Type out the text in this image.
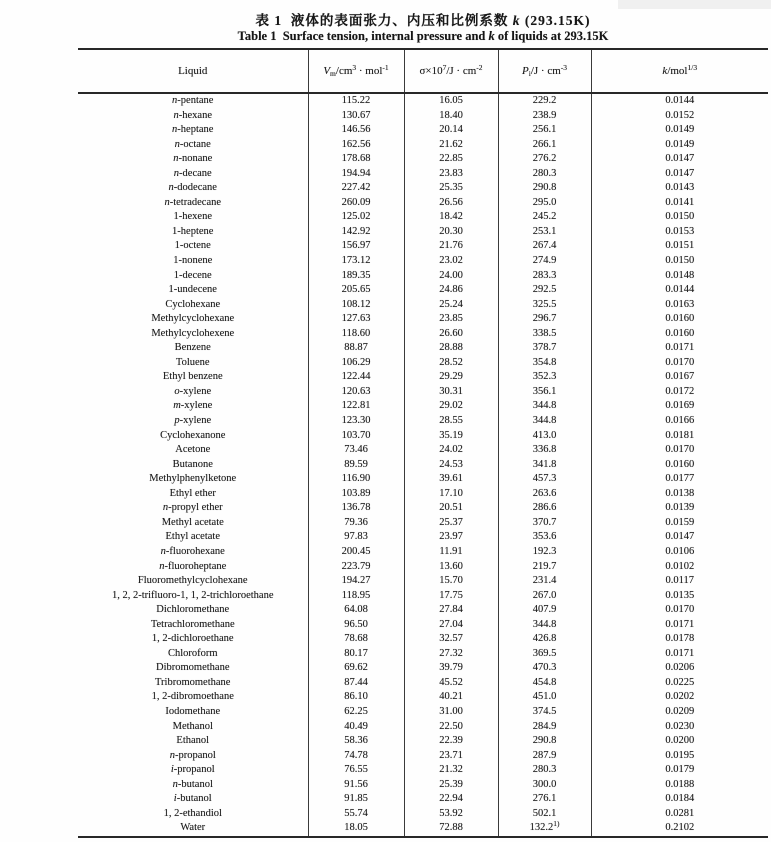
表 1  液体的表面张力、内压和比例系数 k (293.15K)
Table 1  Surface tension, internal pressure and k of liquids at 293.15K
Liquid	$V_m/cm^3 \cdot mol^{-1}$	$\sigma\times 10^7/J \cdot cm^{-2}$	$P_i/J \cdot cm^{-3}$	k/mol$^{1/3}$
n-pentane	115.22	16.05	229.2	0.0144
n-hexane	130.67	18.40	238.9	0.0152
n-heptane	146.56	20.14	256.1	0.0149
n-octane	162.56	21.62	266.1	0.0149
n-nonane	178.68	22.85	276.2	0.0147
n-decane	194.94	23.83	280.3	0.0147
n-dodecane	227.42	25.35	290.8	0.0143
n-tetradecane	260.09	26.56	295.0	0.0141
1-hexene	125.02	18.42	245.2	0.0150
1-heptene	142.92	20.30	253.1	0.0153
1-octene	156.97	21.76	267.4	0.0151
1-nonene	173.12	23.02	274.9	0.0150
1-decene	189.35	24.00	283.3	0.0148
1-undecene	205.65	24.86	292.5	0.0144
Cyclohexane	108.12	25.24	325.5	0.0163
Methylcyclohexane	127.63	23.85	296.7	0.0160
Methylcyclohexene	118.60	26.60	338.5	0.0160
Benzene	88.87	28.88	378.7	0.0171
Toluene	106.29	28.52	354.8	0.0170
Ethyl benzene	122.44	29.29	352.3	0.0167
o-xylene	120.63	30.31	356.1	0.0172
m-xylene	122.81	29.02	344.8	0.0169
p-xylene	123.30	28.55	344.8	0.0166
Cyclohexanone	103.70	35.19	413.0	0.0181
Acetone	73.46	24.02	336.8	0.0170
Butanone	89.59	24.53	341.8	0.0160
Methylphenylketone	116.90	39.61	457.3	0.0177
Ethyl ether	103.89	17.10	263.6	0.0138
n-propyl ether	136.78	20.51	286.6	0.0139
Methyl acetate	79.36	25.37	370.7	0.0159
Ethyl acetate	97.83	23.97	353.6	0.0147
n-fluorohexane	200.45	11.91	192.3	0.0106
n-fluoroheptane	223.79	13.60	219.7	0.0102
Fluoromethylcyclohexane	194.27	15.70	231.4	0.0117
1, 2, 2-trifluoro-1, 1, 2-trichloroethane	118.95	17.75	267.0	0.0135
Dichloromethane	64.08	27.84	407.9	0.0170
Tetrachloromethane	96.50	27.04	344.8	0.0171
1, 2-dichloroethane	78.68	32.57	426.8	0.0178
Chloroform	80.17	27.32	369.5	0.0171
Dibromomethane	69.62	39.79	470.3	0.0206
Tribromomethane	87.44	45.52	454.8	0.0225
1, 2-dibromoethane	86.10	40.21	451.0	0.0202
Iodomethane	62.25	31.00	374.5	0.0209
Methanol	40.49	22.50	284.9	0.0230
Ethanol	58.36	22.39	290.8	0.0200
n-propanol	74.78	23.71	287.9	0.0195
i-propanol	76.55	21.32	280.3	0.0179
n-butanol	91.56	25.39	300.0	0.0188
i-butanol	91.85	22.94	276.1	0.0184
1, 2-ethandiol	55.74	53.92	502.1	0.0281
Water	18.05	72.88	132.2$^{1)}$	0.2102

---

## WHAT YOU WILL DO
Go through the listing above and return every line where the word "propanol" occurs.

## ANSWER FOR THE TASK
n-propanol	74.78	23.71	287.9	0.0195
i-propanol	76.55	21.32	280.3	0.0179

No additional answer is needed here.